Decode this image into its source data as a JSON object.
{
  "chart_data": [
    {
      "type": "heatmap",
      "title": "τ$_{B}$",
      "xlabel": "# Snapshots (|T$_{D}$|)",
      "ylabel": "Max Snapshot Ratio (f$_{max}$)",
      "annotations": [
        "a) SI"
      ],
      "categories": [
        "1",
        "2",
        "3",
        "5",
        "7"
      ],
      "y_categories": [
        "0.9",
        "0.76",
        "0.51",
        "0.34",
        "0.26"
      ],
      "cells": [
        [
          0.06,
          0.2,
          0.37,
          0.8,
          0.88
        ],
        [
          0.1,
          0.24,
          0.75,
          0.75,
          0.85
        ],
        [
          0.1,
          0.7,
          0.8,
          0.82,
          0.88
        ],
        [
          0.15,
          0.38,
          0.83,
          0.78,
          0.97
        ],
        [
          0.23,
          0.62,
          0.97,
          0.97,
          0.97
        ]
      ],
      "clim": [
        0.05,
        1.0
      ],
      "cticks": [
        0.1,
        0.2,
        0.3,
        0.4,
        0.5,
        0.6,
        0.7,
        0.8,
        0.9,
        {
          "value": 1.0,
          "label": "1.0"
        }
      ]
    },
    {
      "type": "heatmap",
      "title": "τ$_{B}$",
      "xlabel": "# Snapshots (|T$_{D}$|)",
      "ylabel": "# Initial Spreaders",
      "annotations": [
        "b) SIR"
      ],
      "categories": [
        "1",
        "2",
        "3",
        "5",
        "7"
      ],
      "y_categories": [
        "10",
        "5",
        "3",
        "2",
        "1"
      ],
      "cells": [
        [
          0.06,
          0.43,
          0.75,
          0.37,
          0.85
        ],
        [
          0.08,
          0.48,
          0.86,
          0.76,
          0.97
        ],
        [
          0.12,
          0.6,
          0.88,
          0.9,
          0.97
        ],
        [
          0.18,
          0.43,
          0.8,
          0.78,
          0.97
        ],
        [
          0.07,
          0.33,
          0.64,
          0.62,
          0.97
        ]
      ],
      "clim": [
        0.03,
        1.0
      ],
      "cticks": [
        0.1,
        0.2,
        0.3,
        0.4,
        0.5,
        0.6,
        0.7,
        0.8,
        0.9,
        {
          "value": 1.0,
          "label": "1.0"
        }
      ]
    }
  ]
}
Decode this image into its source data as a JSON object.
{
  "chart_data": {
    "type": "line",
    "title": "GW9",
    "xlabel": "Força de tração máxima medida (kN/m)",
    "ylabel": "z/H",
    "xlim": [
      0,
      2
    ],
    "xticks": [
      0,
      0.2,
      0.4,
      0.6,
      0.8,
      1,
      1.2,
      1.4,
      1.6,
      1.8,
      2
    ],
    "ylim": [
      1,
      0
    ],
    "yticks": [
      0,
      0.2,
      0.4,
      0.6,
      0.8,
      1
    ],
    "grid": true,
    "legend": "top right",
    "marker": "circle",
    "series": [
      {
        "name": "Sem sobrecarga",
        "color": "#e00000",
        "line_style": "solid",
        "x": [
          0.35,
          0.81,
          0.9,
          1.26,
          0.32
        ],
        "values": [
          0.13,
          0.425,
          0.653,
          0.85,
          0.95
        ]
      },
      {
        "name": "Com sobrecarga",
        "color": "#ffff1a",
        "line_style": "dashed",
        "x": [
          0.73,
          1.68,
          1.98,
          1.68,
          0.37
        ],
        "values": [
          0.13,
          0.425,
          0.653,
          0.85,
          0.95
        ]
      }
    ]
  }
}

☆ ☆ ☆ ☆ ☆

Problem: Repeat the material above in full, quoting it exactly.

Written answer:
Decode this image into its source data as a JSON object.
{
  "chart_data": [
    {
      "type": "heatmap",
      "title": "τ$_{B}$",
      "xlabel": "# Snapshots (|T$_{D}$|)",
      "ylabel": "Max Snapshot Ratio (f$_{max}$)",
      "annotations": [
        "a) SI"
      ],
      "categories": [
        "1",
        "2",
        "3",
        "5",
        "7"
      ],
      "y_categories": [
        "0.9",
        "0.76",
        "0.51",
        "0.34",
        "0.26"
      ],
      "cells": [
        [
          0.06,
          0.2,
          0.37,
          0.8,
          0.88
        ],
        [
          0.1,
          0.24,
          0.75,
          0.75,
          0.85
        ],
        [
          0.1,
          0.7,
          0.8,
          0.82,
          0.88
        ],
        [
          0.15,
          0.38,
          0.83,
          0.78,
          0.97
        ],
        [
          0.23,
          0.62,
          0.97,
          0.97,
          0.97
        ]
      ],
      "clim": [
        0.05,
        1.0
      ],
      "cticks": [
        0.1,
        0.2,
        0.3,
        0.4,
        0.5,
        0.6,
        0.7,
        0.8,
        0.9,
        {
          "value": 1.0,
          "label": "1.0"
        }
      ]
    },
    {
      "type": "heatmap",
      "title": "τ$_{B}$",
      "xlabel": "# Snapshots (|T$_{D}$|)",
      "ylabel": "# Initial Spreaders",
      "annotations": [
        "b) SIR"
      ],
      "categories": [
        "1",
        "2",
        "3",
        "5",
        "7"
      ],
      "y_categories": [
        "10",
        "5",
        "3",
        "2",
        "1"
      ],
      "cells": [
        [
          0.06,
          0.43,
          0.75,
          0.37,
          0.85
        ],
        [
          0.08,
          0.48,
          0.86,
          0.76,
          0.97
        ],
        [
          0.12,
          0.6,
          0.88,
          0.9,
          0.97
        ],
        [
          0.18,
          0.43,
          0.8,
          0.78,
          0.97
        ],
        [
          0.07,
          0.33,
          0.64,
          0.62,
          0.97
        ]
      ],
      "clim": [
        0.03,
        1.0
      ],
      "cticks": [
        0.1,
        0.2,
        0.3,
        0.4,
        0.5,
        0.6,
        0.7,
        0.8,
        0.9,
        {
          "value": 1.0,
          "label": "1.0"
        }
      ]
    }
  ]
}
Decode this image into its source data as a JSON object.
{
  "chart_data": {
    "type": "line",
    "title": "GW9",
    "xlabel": "Força de tração máxima medida (kN/m)",
    "ylabel": "z/H",
    "xlim": [
      0,
      2
    ],
    "xticks": [
      0,
      0.2,
      0.4,
      0.6,
      0.8,
      1,
      1.2,
      1.4,
      1.6,
      1.8,
      2
    ],
    "ylim": [
      1,
      0
    ],
    "yticks": [
      0,
      0.2,
      0.4,
      0.6,
      0.8,
      1
    ],
    "grid": true,
    "legend": "top right",
    "marker": "circle",
    "series": [
      {
        "name": "Sem sobrecarga",
        "color": "#e00000",
        "line_style": "solid",
        "x": [
          0.35,
          0.81,
          0.9,
          1.26,
          0.32
        ],
        "values": [
          0.13,
          0.425,
          0.653,
          0.85,
          0.95
        ]
      },
      {
        "name": "Com sobrecarga",
        "color": "#ffff1a",
        "line_style": "dashed",
        "x": [
          0.73,
          1.68,
          1.98,
          1.68,
          0.37
        ],
        "values": [
          0.13,
          0.425,
          0.653,
          0.85,
          0.95
        ]
      }
    ]
  }
}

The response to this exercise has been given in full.